>>>>

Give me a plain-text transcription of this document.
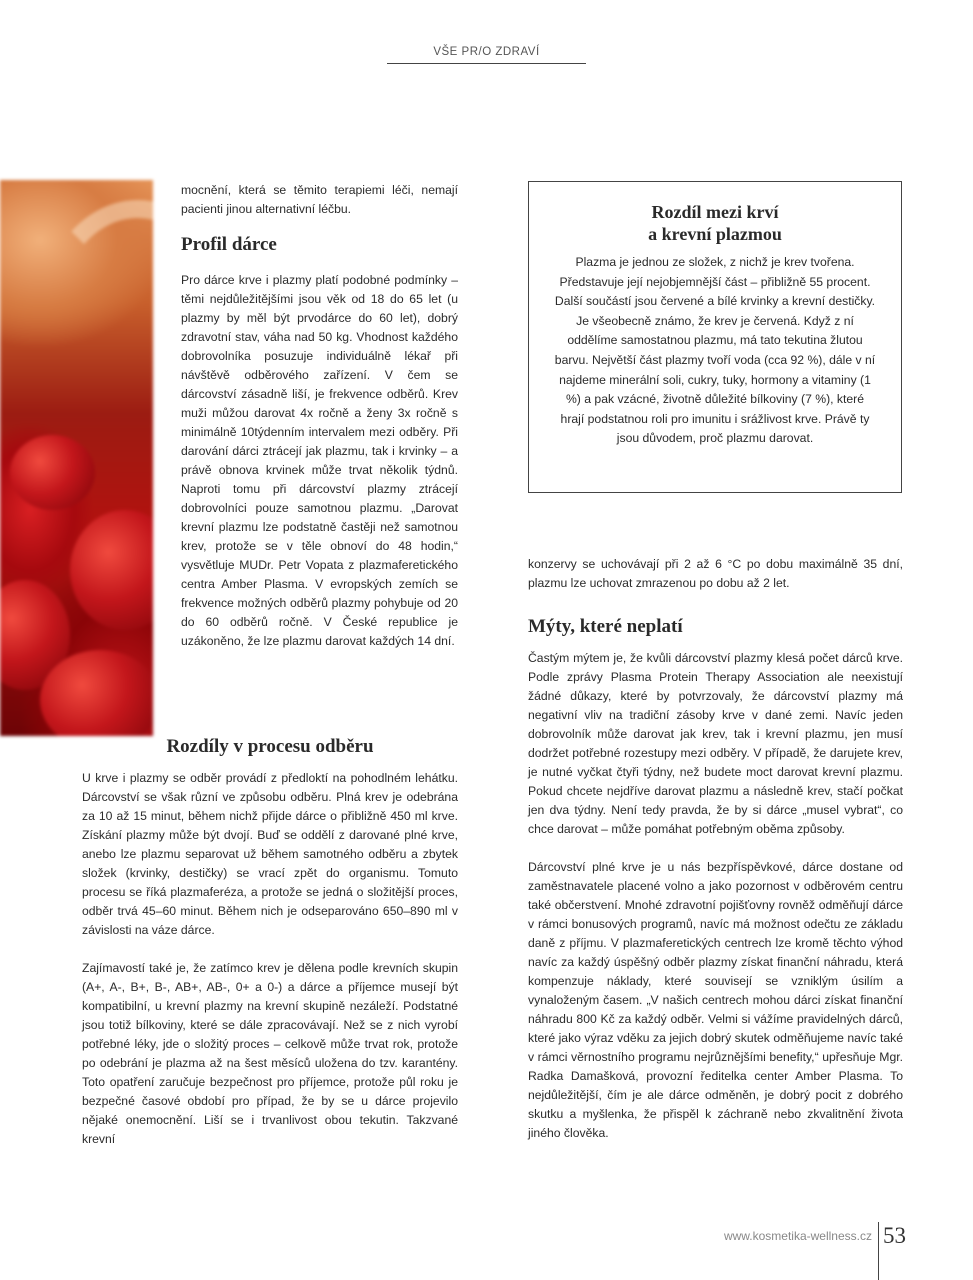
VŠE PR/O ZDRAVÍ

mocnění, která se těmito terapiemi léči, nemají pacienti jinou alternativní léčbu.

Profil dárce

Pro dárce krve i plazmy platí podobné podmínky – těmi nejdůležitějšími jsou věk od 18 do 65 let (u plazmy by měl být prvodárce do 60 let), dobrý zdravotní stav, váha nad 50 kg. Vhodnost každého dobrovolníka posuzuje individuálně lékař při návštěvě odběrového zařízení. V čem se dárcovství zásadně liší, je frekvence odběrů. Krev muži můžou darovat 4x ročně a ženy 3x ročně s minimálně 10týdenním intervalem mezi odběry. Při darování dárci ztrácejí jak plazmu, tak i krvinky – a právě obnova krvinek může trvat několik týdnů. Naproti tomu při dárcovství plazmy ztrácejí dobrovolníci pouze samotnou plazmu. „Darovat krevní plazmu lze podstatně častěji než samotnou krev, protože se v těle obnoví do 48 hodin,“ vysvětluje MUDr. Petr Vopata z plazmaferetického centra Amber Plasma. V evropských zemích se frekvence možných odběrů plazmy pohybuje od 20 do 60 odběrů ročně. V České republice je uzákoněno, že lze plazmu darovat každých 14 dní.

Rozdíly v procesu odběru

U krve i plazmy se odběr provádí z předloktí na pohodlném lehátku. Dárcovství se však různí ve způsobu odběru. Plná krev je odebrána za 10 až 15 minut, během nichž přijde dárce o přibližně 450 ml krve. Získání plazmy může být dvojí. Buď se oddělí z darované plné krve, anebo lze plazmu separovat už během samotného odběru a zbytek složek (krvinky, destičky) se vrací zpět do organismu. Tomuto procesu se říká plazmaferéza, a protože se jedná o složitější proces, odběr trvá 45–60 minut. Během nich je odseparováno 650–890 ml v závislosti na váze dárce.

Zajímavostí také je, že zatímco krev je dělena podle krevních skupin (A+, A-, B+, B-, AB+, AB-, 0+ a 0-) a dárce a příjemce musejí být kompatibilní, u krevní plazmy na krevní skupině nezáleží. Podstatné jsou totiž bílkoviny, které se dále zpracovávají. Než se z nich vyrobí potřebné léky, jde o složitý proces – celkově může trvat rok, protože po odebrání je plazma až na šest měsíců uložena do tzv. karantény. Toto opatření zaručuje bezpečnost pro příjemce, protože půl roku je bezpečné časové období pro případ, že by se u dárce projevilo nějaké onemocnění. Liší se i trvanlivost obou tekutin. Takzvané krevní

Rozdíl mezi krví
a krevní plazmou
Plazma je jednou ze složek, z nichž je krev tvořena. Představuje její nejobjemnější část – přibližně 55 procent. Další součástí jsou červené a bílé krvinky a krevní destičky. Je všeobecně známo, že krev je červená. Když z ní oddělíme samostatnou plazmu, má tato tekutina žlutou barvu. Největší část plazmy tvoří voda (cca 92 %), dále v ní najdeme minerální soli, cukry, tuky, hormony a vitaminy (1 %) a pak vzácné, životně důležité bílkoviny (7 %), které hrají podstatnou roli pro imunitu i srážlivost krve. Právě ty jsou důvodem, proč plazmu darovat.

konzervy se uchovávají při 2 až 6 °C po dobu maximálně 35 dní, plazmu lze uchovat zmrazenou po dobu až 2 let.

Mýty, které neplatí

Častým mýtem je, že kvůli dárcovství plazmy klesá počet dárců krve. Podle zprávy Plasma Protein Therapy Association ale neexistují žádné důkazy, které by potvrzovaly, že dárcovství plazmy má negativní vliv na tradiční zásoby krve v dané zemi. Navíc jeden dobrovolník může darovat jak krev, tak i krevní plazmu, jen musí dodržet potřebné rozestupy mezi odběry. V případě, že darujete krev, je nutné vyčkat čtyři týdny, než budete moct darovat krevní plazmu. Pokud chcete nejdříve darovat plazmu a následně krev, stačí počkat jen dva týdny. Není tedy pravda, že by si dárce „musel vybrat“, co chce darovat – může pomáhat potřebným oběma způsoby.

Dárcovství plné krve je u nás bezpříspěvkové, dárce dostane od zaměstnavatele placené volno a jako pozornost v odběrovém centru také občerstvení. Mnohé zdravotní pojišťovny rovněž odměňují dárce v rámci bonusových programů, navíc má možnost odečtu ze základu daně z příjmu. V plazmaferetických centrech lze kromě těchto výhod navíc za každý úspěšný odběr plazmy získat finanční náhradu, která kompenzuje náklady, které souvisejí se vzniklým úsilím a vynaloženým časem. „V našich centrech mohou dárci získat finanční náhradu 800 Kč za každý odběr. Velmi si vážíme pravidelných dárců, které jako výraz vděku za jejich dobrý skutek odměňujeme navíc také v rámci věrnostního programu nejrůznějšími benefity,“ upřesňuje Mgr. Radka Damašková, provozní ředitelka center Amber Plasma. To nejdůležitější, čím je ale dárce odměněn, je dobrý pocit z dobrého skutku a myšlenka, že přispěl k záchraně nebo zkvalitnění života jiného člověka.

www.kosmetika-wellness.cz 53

<<<<

> **What the exercise asks**
Every line of the material must be repeated exactly; pictures stay out.

> **Output below**
Give me a plain-text transcription of this document.
VŠE PR/O ZDRAVÍ

mocnění, která se těmito terapiemi léči, nemají pacienti jinou alternativní léčbu.

Profil dárce

Pro dárce krve i plazmy platí podobné podmínky – těmi nejdůležitějšími jsou věk od 18 do 65 let (u plazmy by měl být prvodárce do 60 let), dobrý zdravotní stav, váha nad 50 kg. Vhodnost každého dobrovolníka posuzuje individuálně lékař při návštěvě odběrového zařízení. V čem se dárcovství zásadně liší, je frekvence odběrů. Krev muži můžou darovat 4x ročně a ženy 3x ročně s minimálně 10týdenním intervalem mezi odběry. Při darování dárci ztrácejí jak plazmu, tak i krvinky – a právě obnova krvinek může trvat několik týdnů. Naproti tomu při dárcovství plazmy ztrácejí dobrovolníci pouze samotnou plazmu. „Darovat krevní plazmu lze podstatně častěji než samotnou krev, protože se v těle obnoví do 48 hodin,“ vysvětluje MUDr. Petr Vopata z plazmaferetického centra Amber Plasma. V evropských zemích se frekvence možných odběrů plazmy pohybuje od 20 do 60 odběrů ročně. V České republice je uzákoněno, že lze plazmu darovat každých 14 dní.

Rozdíly v procesu odběru

U krve i plazmy se odběr provádí z předloktí na pohodlném lehátku. Dárcovství se však různí ve způsobu odběru. Plná krev je odebrána za 10 až 15 minut, během nichž přijde dárce o přibližně 450 ml krve. Získání plazmy může být dvojí. Buď se oddělí z darované plné krve, anebo lze plazmu separovat už během samotného odběru a zbytek složek (krvinky, destičky) se vrací zpět do organismu. Tomuto procesu se říká plazmaferéza, a protože se jedná o složitější proces, odběr trvá 45–60 minut. Během nich je odseparováno 650–890 ml v závislosti na váze dárce.

Zajímavostí také je, že zatímco krev je dělena podle krevních skupin (A+, A-, B+, B-, AB+, AB-, 0+ a 0-) a dárce a příjemce musejí být kompatibilní, u krevní plazmy na krevní skupině nezáleží. Podstatné jsou totiž bílkoviny, které se dále zpracovávají. Než se z nich vyrobí potřebné léky, jde o složitý proces – celkově může trvat rok, protože po odebrání je plazma až na šest měsíců uložena do tzv. karantény. Toto opatření zaručuje bezpečnost pro příjemce, protože půl roku je bezpečné časové období pro případ, že by se u dárce projevilo nějaké onemocnění. Liší se i trvanlivost obou tekutin. Takzvané krevní

Rozdíl mezi krví
a krevní plazmou
Plazma je jednou ze složek, z nichž je krev tvořena. Představuje její nejobjemnější část – přibližně 55 procent. Další součástí jsou červené a bílé krvinky a krevní destičky. Je všeobecně známo, že krev je červená. Když z ní oddělíme samostatnou plazmu, má tato tekutina žlutou barvu. Největší část plazmy tvoří voda (cca 92 %), dále v ní najdeme minerální soli, cukry, tuky, hormony a vitaminy (1 %) a pak vzácné, životně důležité bílkoviny (7 %), které hrají podstatnou roli pro imunitu i srážlivost krve. Právě ty jsou důvodem, proč plazmu darovat.

konzervy se uchovávají při 2 až 6 °C po dobu maximálně 35 dní, plazmu lze uchovat zmrazenou po dobu až 2 let.

Mýty, které neplatí

Častým mýtem je, že kvůli dárcovství plazmy klesá počet dárců krve. Podle zprávy Plasma Protein Therapy Association ale neexistují žádné důkazy, které by potvrzovaly, že dárcovství plazmy má negativní vliv na tradiční zásoby krve v dané zemi. Navíc jeden dobrovolník může darovat jak krev, tak i krevní plazmu, jen musí dodržet potřebné rozestupy mezi odběry. V případě, že darujete krev, je nutné vyčkat čtyři týdny, než budete moct darovat krevní plazmu. Pokud chcete nejdříve darovat plazmu a následně krev, stačí počkat jen dva týdny. Není tedy pravda, že by si dárce „musel vybrat“, co chce darovat – může pomáhat potřebným oběma způsoby.

Dárcovství plné krve je u nás bezpříspěvkové, dárce dostane od zaměstnavatele placené volno a jako pozornost v odběrovém centru také občerstvení. Mnohé zdravotní pojišťovny rovněž odměňují dárce v rámci bonusových programů, navíc má možnost odečtu ze základu daně z příjmu. V plazmaferetických centrech lze kromě těchto výhod navíc za každý úspěšný odběr plazmy získat finanční náhradu, která kompenzuje náklady, které souvisejí se vzniklým úsilím a vynaloženým časem. „V našich centrech mohou dárci získat finanční náhradu 800 Kč za každý odběr. Velmi si vážíme pravidelných dárců, které jako výraz vděku za jejich dobrý skutek odměňujeme navíc také v rámci věrnostního programu nejrůznějšími benefity,“ upřesňuje Mgr. Radka Damašková, provozní ředitelka center Amber Plasma. To nejdůležitější, čím je ale dárce odměněn, je dobrý pocit z dobrého skutku a myšlenka, že přispěl k záchraně nebo zkvalitnění života jiného člověka.

www.kosmetika-wellness.cz 53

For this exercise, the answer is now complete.